GIVEN RECORDS>
--- Start ---

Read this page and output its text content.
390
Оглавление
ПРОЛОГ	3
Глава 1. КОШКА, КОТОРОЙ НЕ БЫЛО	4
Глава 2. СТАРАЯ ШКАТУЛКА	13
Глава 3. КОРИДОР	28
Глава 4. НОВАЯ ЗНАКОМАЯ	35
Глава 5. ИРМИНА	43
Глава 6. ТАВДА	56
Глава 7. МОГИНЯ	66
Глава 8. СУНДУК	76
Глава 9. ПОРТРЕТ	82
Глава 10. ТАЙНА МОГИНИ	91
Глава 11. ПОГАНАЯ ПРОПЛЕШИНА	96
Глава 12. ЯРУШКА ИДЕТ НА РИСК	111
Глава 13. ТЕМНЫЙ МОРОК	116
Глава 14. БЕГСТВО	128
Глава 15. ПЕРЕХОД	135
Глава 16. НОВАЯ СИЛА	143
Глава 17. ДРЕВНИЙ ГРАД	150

--- End ---

GOAL OF THE EXERCISE>
Using the records above, list each line that includes "НОВАЯ".

RESULT>
Глава 4. НОВАЯ ЗНАКОМАЯ	35
Глава 16. НОВАЯ СИЛА	143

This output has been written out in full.